**Do this:**
Rewrite the material below, replacing every occurrence of "bookmark-label" with "bookmark-caption" and leaving everything else unchanged.

+++

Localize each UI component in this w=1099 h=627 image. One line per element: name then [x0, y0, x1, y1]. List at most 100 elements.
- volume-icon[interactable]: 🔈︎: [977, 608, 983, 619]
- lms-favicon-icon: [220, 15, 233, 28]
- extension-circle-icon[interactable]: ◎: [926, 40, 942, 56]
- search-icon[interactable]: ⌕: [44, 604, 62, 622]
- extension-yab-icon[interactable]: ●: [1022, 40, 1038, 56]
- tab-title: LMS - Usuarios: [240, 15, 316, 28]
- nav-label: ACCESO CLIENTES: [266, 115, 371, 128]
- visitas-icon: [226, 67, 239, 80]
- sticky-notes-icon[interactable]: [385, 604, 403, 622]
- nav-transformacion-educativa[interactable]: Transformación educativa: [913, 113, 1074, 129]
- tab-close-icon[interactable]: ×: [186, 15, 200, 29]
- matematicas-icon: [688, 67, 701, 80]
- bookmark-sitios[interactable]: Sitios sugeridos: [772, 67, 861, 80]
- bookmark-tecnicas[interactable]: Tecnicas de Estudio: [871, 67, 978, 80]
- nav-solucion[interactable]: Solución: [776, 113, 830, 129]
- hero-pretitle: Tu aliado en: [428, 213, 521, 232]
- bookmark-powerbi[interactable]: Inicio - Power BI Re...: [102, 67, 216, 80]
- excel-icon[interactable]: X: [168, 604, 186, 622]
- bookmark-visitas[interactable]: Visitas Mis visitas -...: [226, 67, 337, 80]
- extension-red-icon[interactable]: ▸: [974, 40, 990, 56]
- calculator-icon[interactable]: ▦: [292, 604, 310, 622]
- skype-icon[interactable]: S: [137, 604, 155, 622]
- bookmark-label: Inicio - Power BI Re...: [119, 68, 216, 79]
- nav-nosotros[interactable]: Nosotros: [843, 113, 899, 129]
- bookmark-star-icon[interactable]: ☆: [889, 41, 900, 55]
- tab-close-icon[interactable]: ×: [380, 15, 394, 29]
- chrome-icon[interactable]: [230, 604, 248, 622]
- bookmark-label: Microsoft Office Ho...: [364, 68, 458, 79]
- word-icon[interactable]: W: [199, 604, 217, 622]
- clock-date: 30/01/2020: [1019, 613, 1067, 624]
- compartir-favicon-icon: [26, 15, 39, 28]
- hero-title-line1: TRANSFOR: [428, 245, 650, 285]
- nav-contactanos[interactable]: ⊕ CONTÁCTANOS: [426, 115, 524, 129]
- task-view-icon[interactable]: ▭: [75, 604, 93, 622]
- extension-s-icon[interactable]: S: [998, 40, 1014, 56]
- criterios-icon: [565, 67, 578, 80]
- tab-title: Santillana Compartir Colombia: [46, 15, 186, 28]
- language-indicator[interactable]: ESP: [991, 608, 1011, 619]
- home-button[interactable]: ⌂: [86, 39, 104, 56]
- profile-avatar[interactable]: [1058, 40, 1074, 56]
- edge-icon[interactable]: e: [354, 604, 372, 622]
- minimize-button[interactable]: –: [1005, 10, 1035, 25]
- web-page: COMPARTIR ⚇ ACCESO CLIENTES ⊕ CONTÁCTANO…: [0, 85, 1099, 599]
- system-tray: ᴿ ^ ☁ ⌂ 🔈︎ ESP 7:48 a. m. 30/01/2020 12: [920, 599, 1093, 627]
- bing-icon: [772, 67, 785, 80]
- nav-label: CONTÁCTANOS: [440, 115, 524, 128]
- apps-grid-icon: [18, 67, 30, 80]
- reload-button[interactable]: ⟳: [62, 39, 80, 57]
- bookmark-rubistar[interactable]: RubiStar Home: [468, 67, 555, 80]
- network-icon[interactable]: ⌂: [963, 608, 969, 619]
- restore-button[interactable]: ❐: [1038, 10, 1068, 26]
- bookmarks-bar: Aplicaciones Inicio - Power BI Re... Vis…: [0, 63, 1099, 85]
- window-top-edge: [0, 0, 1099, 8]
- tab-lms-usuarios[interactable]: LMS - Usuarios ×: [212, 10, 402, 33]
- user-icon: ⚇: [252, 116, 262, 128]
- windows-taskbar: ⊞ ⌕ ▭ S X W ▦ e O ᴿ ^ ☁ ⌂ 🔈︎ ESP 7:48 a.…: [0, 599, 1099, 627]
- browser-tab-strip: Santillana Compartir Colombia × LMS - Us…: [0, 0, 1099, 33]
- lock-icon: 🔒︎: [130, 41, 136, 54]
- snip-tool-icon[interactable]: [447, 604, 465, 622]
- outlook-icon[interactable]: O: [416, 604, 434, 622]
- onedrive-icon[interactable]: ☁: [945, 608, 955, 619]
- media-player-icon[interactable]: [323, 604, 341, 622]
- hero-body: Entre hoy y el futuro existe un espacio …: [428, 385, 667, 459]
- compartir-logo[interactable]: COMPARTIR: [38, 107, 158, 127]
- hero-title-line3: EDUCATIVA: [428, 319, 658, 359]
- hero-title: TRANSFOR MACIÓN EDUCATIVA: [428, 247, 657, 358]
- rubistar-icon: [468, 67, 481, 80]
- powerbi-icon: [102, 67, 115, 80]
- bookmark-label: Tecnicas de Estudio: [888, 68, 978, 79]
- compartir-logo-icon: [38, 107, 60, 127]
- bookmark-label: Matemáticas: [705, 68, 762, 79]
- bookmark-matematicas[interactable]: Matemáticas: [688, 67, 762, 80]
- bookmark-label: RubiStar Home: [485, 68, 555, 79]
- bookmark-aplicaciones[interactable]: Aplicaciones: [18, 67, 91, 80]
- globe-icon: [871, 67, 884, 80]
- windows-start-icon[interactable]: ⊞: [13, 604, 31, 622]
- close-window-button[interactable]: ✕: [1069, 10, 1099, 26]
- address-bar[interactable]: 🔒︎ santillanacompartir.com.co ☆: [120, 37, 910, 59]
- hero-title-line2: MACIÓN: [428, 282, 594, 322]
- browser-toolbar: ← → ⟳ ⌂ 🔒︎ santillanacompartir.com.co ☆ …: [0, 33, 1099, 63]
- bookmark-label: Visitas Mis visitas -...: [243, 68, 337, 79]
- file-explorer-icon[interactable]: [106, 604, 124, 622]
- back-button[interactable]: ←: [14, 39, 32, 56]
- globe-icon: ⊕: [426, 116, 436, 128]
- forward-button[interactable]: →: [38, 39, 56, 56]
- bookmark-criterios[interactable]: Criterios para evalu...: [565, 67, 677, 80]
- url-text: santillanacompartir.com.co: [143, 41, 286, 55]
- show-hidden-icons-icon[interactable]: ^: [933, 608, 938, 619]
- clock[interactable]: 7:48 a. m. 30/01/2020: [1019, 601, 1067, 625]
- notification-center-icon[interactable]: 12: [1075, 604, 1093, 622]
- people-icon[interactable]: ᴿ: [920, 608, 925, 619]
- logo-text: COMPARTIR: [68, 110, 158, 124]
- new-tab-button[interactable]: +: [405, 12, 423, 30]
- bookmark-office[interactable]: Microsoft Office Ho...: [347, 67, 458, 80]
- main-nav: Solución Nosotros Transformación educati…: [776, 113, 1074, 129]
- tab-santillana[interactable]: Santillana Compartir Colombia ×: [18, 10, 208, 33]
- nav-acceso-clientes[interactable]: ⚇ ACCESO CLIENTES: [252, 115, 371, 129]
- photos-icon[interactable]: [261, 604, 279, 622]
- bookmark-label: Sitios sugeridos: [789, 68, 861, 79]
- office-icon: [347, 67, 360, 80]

+++

**Response for this exercise:**
Localize each UI component in this w=1099 h=627 image. One line per element: name then [x0, y0, x1, y1]. List at most 100 elements.
- volume-icon[interactable]: 🔈︎: [977, 608, 983, 619]
- lms-favicon-icon: [220, 15, 233, 28]
- extension-circle-icon[interactable]: ◎: [926, 40, 942, 56]
- search-icon[interactable]: ⌕: [44, 604, 62, 622]
- extension-yab-icon[interactable]: ●: [1022, 40, 1038, 56]
- tab-title: LMS - Usuarios: [240, 15, 316, 28]
- nav-label: ACCESO CLIENTES: [266, 115, 371, 128]
- visitas-icon: [226, 67, 239, 80]
- sticky-notes-icon[interactable]: [385, 604, 403, 622]
- nav-transformacion-educativa[interactable]: Transformación educativa: [913, 113, 1074, 129]
- tab-close-icon[interactable]: ×: [186, 15, 200, 29]
- matematicas-icon: [688, 67, 701, 80]
- bookmark-sitios[interactable]: Sitios sugeridos: [772, 67, 861, 80]
- bookmark-tecnicas[interactable]: Tecnicas de Estudio: [871, 67, 978, 80]
- nav-solucion[interactable]: Solución: [776, 113, 830, 129]
- hero-pretitle: Tu aliado en: [428, 213, 521, 232]
- bookmark-powerbi[interactable]: Inicio - Power BI Re...: [102, 67, 216, 80]
- excel-icon[interactable]: X: [168, 604, 186, 622]
- bookmark-visitas[interactable]: Visitas Mis visitas -...: [226, 67, 337, 80]
- extension-red-icon[interactable]: ▸: [974, 40, 990, 56]
- calculator-icon[interactable]: ▦: [292, 604, 310, 622]
- skype-icon[interactable]: S: [137, 604, 155, 622]
- bookmark-caption: Inicio - Power BI Re...: [119, 68, 216, 79]
- nav-nosotros[interactable]: Nosotros: [843, 113, 899, 129]
- bookmark-star-icon[interactable]: ☆: [889, 41, 900, 55]
- tab-close-icon[interactable]: ×: [380, 15, 394, 29]
- chrome-icon[interactable]: [230, 604, 248, 622]
- bookmark-caption: Microsoft Office Ho...: [364, 68, 458, 79]
- word-icon[interactable]: W: [199, 604, 217, 622]
- clock-date: 30/01/2020: [1019, 613, 1067, 624]
- compartir-favicon-icon: [26, 15, 39, 28]
- hero-title-line1: TRANSFOR: [428, 245, 650, 285]
- nav-contactanos[interactable]: ⊕ CONTÁCTANOS: [426, 115, 524, 129]
- task-view-icon[interactable]: ▭: [75, 604, 93, 622]
- extension-s-icon[interactable]: S: [998, 40, 1014, 56]
- criterios-icon: [565, 67, 578, 80]
- tab-title: Santillana Compartir Colombia: [46, 15, 186, 28]
- language-indicator[interactable]: ESP: [991, 608, 1011, 619]
- home-button[interactable]: ⌂: [86, 39, 104, 56]
- profile-avatar[interactable]: [1058, 40, 1074, 56]
- edge-icon[interactable]: e: [354, 604, 372, 622]
- minimize-button[interactable]: –: [1005, 10, 1035, 25]
- web-page: COMPARTIR ⚇ ACCESO CLIENTES ⊕ CONTÁCTANO…: [0, 85, 1099, 599]
- system-tray: ᴿ ^ ☁ ⌂ 🔈︎ ESP 7:48 a. m. 30/01/2020 12: [920, 599, 1093, 627]
- bing-icon: [772, 67, 785, 80]
- nav-label: CONTÁCTANOS: [440, 115, 524, 128]
- apps-grid-icon: [18, 67, 30, 80]
- reload-button[interactable]: ⟳: [62, 39, 80, 57]
- bookmark-rubistar[interactable]: RubiStar Home: [468, 67, 555, 80]
- network-icon[interactable]: ⌂: [963, 608, 969, 619]
- restore-button[interactable]: ❐: [1038, 10, 1068, 26]
- bookmarks-bar: Aplicaciones Inicio - Power BI Re... Vis…: [0, 63, 1099, 85]
- window-top-edge: [0, 0, 1099, 8]
- tab-lms-usuarios[interactable]: LMS - Usuarios ×: [212, 10, 402, 33]
- user-icon: ⚇: [252, 116, 262, 128]
- windows-taskbar: ⊞ ⌕ ▭ S X W ▦ e O ᴿ ^ ☁ ⌂ 🔈︎ ESP 7:48 a.…: [0, 599, 1099, 627]
- browser-tab-strip: Santillana Compartir Colombia × LMS - Us…: [0, 0, 1099, 33]
- lock-icon: 🔒︎: [130, 41, 136, 54]
- snip-tool-icon[interactable]: [447, 604, 465, 622]
- outlook-icon[interactable]: O: [416, 604, 434, 622]
- onedrive-icon[interactable]: ☁: [945, 608, 955, 619]
- media-player-icon[interactable]: [323, 604, 341, 622]
- hero-body: Entre hoy y el futuro existe un espacio …: [428, 385, 667, 459]
- compartir-logo[interactable]: COMPARTIR: [38, 107, 158, 127]
- hero-title-line3: EDUCATIVA: [428, 319, 658, 359]
- hero-title: TRANSFOR MACIÓN EDUCATIVA: [428, 247, 657, 358]
- rubistar-icon: [468, 67, 481, 80]
- powerbi-icon: [102, 67, 115, 80]
- bookmark-caption: Tecnicas de Estudio: [888, 68, 978, 79]
- compartir-logo-icon: [38, 107, 60, 127]
- bookmark-caption: Matemáticas: [705, 68, 762, 79]
- bookmark-matematicas[interactable]: Matemáticas: [688, 67, 762, 80]
- bookmark-caption: RubiStar Home: [485, 68, 555, 79]
- bookmark-aplicaciones[interactable]: Aplicaciones: [18, 67, 91, 80]
- globe-icon: [871, 67, 884, 80]
- windows-start-icon[interactable]: ⊞: [13, 604, 31, 622]
- close-window-button[interactable]: ✕: [1069, 10, 1099, 26]
- address-bar[interactable]: 🔒︎ santillanacompartir.com.co ☆: [120, 37, 910, 59]
- hero-title-line2: MACIÓN: [428, 282, 594, 322]
- browser-toolbar: ← → ⟳ ⌂ 🔒︎ santillanacompartir.com.co ☆ …: [0, 33, 1099, 63]
- bookmark-caption: Visitas Mis visitas -...: [243, 68, 337, 79]
- file-explorer-icon[interactable]: [106, 604, 124, 622]
- back-button[interactable]: ←: [14, 39, 32, 56]
- globe-icon: ⊕: [426, 116, 436, 128]
- forward-button[interactable]: →: [38, 39, 56, 56]
- bookmark-criterios[interactable]: Criterios para evalu...: [565, 67, 677, 80]
- url-text: santillanacompartir.com.co: [143, 41, 286, 55]
- show-hidden-icons-icon[interactable]: ^: [933, 608, 938, 619]
- clock[interactable]: 7:48 a. m. 30/01/2020: [1019, 601, 1067, 625]
- notification-center-icon[interactable]: 12: [1075, 604, 1093, 622]
- people-icon[interactable]: ᴿ: [920, 608, 925, 619]
- logo-text: COMPARTIR: [68, 110, 158, 124]
- new-tab-button[interactable]: +: [405, 12, 423, 30]
- bookmark-office[interactable]: Microsoft Office Ho...: [347, 67, 458, 80]
- main-nav: Solución Nosotros Transformación educati…: [776, 113, 1074, 129]
- tab-santillana[interactable]: Santillana Compartir Colombia ×: [18, 10, 208, 33]
- nav-acceso-clientes[interactable]: ⚇ ACCESO CLIENTES: [252, 115, 371, 129]
- photos-icon[interactable]: [261, 604, 279, 622]
- bookmark-caption: Sitios sugeridos: [789, 68, 861, 79]
- office-icon: [347, 67, 360, 80]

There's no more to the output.